# [Set exercise]
Find the lines that hold "JSON". Report only how many there are.

····················

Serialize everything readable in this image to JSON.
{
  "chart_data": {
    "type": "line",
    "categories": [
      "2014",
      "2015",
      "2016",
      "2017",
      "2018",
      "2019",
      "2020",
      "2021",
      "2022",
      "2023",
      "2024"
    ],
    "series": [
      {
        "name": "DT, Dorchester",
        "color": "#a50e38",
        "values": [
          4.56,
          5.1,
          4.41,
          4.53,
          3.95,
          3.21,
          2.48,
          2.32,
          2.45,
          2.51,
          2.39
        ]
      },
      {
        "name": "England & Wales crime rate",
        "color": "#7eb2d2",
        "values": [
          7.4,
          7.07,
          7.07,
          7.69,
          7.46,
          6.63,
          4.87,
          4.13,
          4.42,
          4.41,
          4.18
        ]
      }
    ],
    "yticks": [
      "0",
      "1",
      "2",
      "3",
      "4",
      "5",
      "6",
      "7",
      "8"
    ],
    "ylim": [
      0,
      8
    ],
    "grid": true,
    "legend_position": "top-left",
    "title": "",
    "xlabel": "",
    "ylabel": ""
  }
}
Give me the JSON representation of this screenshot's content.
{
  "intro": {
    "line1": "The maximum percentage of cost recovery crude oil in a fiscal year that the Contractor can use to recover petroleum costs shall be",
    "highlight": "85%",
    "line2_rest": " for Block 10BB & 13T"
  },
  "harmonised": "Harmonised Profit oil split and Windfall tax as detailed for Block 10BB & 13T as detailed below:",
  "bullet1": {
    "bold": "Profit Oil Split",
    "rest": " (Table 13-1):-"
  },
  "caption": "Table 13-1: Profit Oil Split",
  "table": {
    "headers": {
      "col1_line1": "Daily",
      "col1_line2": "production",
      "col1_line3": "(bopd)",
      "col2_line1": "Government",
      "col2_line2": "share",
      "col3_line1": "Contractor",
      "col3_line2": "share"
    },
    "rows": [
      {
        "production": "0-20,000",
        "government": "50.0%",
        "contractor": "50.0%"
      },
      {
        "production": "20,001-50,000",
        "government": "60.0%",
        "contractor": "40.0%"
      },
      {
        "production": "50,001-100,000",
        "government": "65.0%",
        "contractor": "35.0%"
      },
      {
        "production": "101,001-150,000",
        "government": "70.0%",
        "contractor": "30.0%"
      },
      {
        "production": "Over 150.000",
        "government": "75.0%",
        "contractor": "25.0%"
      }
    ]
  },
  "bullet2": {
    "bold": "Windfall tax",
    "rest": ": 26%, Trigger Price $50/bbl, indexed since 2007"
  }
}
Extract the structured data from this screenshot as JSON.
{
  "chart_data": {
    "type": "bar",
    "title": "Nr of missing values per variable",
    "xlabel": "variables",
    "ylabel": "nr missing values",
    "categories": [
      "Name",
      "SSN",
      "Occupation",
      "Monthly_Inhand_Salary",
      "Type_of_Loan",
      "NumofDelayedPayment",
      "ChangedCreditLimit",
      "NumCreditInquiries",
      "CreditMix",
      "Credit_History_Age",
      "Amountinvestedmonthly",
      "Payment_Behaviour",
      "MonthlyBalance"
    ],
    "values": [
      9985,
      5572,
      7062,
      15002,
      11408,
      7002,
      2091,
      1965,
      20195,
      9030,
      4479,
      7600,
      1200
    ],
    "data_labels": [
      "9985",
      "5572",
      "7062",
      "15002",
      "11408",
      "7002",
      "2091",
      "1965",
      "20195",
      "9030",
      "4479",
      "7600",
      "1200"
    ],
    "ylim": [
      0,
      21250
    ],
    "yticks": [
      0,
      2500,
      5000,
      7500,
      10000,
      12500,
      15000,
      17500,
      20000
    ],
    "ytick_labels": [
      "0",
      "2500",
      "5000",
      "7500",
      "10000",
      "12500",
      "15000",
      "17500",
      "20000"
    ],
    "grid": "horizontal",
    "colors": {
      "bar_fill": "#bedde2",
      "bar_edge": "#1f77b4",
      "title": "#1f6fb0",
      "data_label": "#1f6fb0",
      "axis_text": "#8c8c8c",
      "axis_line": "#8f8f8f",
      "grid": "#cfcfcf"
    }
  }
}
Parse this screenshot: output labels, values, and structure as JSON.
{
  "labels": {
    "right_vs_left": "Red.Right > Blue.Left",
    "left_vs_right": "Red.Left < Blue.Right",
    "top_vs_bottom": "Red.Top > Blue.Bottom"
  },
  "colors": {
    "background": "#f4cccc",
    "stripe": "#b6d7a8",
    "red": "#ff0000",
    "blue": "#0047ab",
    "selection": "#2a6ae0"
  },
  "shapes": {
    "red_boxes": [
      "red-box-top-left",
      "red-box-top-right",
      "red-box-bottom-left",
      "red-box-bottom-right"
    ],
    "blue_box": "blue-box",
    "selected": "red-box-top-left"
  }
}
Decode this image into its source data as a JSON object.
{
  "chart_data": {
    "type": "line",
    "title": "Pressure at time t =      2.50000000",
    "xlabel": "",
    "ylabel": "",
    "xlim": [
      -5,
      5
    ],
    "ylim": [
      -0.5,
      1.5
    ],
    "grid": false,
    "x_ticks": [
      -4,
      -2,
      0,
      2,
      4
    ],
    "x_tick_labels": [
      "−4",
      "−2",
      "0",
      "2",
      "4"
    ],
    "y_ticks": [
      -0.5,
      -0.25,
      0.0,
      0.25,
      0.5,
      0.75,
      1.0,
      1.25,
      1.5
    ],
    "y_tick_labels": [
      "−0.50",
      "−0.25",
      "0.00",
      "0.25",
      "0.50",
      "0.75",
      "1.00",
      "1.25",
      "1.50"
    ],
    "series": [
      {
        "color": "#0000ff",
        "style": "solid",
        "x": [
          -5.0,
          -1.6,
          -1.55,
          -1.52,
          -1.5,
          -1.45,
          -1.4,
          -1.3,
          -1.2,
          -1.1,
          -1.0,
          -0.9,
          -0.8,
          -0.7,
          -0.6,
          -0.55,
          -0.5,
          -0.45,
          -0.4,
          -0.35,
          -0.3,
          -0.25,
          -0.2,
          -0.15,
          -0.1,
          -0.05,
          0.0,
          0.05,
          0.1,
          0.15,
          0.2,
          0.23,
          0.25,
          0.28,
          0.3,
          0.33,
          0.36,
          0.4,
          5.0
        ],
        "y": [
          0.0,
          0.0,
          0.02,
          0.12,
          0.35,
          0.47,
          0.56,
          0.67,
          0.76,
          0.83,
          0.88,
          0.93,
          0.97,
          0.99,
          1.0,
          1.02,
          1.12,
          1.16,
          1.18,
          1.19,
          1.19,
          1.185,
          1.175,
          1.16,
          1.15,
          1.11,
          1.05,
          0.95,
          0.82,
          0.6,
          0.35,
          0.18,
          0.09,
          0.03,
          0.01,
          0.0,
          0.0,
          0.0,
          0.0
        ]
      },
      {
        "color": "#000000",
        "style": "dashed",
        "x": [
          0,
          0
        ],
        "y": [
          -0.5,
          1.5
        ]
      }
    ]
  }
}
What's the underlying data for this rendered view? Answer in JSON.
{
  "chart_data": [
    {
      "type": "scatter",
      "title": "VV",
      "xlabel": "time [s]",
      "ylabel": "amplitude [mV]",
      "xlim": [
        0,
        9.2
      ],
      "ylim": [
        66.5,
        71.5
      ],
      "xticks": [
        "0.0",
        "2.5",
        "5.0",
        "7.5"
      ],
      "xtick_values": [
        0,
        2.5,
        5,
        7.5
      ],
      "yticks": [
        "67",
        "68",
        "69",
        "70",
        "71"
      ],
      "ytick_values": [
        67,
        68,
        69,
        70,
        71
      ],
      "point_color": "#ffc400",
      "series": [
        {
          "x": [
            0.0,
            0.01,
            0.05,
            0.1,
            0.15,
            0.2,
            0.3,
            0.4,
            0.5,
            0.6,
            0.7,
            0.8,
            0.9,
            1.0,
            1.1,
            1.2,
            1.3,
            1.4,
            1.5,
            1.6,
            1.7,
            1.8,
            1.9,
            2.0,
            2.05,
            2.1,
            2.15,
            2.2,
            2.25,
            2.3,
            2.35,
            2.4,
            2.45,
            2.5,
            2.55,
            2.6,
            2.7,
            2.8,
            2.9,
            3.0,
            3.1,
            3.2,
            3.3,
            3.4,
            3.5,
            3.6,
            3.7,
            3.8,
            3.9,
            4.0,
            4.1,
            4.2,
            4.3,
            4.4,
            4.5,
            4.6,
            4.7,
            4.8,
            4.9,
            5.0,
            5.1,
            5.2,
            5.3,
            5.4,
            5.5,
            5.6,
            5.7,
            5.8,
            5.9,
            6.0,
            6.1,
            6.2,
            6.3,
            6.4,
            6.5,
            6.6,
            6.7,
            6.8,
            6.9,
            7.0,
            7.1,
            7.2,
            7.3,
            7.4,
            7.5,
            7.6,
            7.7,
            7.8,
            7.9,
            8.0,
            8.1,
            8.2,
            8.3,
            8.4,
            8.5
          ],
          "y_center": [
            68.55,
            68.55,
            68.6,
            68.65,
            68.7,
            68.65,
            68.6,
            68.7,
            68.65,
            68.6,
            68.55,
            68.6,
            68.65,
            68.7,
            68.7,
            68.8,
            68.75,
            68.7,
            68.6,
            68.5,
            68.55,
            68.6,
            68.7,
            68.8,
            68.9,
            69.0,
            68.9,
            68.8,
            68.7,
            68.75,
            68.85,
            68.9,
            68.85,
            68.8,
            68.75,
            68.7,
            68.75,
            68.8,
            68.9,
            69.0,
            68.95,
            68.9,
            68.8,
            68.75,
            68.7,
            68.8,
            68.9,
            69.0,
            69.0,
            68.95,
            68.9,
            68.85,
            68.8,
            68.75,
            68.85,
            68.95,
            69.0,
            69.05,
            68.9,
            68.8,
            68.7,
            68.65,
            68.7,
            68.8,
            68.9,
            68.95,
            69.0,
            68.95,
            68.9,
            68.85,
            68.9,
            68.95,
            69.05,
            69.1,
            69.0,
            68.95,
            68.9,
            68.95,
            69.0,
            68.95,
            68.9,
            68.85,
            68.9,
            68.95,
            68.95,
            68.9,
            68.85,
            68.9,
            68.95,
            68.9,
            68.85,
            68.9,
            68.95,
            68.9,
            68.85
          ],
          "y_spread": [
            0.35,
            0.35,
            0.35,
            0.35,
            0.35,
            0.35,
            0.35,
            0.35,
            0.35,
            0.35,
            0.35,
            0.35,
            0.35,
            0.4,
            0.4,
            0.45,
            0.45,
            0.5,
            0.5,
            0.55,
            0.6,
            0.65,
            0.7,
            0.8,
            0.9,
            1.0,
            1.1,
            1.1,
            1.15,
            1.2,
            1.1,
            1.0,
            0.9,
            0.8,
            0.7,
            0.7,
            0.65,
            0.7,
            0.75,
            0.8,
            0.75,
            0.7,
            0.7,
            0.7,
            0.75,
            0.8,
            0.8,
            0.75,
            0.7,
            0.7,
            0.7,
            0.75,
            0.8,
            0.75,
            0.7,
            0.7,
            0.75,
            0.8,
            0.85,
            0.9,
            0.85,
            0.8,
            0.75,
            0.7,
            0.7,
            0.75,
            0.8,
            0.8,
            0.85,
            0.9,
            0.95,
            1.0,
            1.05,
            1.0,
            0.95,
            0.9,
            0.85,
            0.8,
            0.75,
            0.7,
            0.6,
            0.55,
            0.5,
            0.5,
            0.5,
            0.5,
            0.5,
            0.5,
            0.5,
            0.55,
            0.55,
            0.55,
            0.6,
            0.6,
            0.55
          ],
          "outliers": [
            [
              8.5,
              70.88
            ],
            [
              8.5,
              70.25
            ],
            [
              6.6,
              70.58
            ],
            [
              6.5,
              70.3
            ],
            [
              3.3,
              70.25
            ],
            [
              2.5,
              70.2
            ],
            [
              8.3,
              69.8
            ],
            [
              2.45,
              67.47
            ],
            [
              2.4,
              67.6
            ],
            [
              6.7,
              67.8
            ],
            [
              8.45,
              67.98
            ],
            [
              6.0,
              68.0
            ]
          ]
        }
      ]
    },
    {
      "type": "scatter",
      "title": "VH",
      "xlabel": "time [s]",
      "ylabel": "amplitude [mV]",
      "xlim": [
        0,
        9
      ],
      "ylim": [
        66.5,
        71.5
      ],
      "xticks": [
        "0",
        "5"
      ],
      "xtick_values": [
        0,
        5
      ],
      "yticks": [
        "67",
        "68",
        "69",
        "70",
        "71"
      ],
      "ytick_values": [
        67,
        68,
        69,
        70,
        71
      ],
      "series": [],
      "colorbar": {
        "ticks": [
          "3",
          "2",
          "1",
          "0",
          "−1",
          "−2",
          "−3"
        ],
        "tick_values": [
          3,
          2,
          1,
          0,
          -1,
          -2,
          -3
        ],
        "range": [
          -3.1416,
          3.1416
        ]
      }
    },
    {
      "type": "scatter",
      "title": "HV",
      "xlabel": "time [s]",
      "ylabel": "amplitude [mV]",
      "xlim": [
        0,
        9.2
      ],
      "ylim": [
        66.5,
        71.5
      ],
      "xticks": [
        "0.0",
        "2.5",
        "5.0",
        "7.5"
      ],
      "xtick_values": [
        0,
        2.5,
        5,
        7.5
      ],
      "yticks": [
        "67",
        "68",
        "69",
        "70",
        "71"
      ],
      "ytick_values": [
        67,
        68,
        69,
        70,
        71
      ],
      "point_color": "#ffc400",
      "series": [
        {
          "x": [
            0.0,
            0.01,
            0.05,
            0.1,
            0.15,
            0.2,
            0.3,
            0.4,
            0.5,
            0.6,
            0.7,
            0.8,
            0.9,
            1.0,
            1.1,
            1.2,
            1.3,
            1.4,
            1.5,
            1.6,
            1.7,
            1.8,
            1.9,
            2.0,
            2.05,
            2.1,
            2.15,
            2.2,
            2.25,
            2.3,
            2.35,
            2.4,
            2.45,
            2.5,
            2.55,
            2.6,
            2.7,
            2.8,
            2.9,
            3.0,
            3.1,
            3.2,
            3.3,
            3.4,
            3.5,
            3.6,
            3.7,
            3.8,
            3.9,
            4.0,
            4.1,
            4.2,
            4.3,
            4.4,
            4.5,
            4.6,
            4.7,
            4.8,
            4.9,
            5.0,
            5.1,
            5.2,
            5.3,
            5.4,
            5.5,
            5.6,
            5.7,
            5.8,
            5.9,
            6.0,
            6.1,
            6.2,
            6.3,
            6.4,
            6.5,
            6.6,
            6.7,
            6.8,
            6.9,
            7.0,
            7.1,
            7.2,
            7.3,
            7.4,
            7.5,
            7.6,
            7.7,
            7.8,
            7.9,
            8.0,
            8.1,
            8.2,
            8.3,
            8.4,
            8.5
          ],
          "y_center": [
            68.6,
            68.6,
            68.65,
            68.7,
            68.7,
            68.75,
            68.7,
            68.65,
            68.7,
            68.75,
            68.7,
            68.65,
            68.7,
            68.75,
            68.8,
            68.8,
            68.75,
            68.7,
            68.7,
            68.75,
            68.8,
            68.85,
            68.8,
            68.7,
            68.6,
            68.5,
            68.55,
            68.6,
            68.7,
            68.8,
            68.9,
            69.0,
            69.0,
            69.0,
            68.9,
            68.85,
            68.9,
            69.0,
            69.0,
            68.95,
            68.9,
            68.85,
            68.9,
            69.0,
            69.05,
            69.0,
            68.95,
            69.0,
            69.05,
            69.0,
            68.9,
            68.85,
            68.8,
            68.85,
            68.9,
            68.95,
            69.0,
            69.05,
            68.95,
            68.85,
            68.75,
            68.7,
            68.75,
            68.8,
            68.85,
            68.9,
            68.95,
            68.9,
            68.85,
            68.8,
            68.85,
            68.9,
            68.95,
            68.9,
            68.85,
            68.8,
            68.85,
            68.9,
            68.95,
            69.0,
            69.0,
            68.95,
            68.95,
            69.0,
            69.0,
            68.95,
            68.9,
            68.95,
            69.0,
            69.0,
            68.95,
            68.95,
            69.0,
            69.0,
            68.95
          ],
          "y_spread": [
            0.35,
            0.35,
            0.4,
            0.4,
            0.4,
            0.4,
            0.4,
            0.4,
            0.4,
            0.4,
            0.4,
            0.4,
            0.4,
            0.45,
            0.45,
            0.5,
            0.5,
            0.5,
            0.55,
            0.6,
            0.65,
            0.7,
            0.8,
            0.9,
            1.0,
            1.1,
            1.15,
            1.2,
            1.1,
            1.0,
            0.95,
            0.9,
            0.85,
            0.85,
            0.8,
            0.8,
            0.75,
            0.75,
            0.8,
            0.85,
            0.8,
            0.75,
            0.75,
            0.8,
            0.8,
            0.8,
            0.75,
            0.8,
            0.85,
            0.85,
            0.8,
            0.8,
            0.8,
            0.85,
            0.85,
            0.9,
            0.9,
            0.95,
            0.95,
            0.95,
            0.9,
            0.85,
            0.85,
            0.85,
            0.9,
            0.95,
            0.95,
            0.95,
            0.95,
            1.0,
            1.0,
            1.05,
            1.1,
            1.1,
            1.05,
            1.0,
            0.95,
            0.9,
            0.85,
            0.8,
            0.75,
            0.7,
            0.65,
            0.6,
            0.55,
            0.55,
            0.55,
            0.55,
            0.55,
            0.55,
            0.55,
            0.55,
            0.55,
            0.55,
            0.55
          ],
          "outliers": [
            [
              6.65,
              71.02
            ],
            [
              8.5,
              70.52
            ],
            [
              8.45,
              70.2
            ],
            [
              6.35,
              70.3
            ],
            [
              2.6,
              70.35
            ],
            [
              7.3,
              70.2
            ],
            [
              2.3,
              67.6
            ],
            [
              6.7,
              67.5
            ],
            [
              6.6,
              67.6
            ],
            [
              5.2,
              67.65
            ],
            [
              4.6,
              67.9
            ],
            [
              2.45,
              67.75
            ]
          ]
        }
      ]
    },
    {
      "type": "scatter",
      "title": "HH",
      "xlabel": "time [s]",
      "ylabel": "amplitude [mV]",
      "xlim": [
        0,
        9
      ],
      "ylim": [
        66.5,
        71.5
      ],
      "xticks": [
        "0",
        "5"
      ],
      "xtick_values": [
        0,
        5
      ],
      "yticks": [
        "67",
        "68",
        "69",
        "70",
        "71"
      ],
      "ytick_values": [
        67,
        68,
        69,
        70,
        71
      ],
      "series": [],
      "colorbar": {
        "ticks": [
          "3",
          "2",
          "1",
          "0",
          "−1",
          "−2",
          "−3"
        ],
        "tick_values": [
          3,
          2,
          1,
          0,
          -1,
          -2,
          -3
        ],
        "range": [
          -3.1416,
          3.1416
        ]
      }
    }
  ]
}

····················

# [Answer to the problem]
6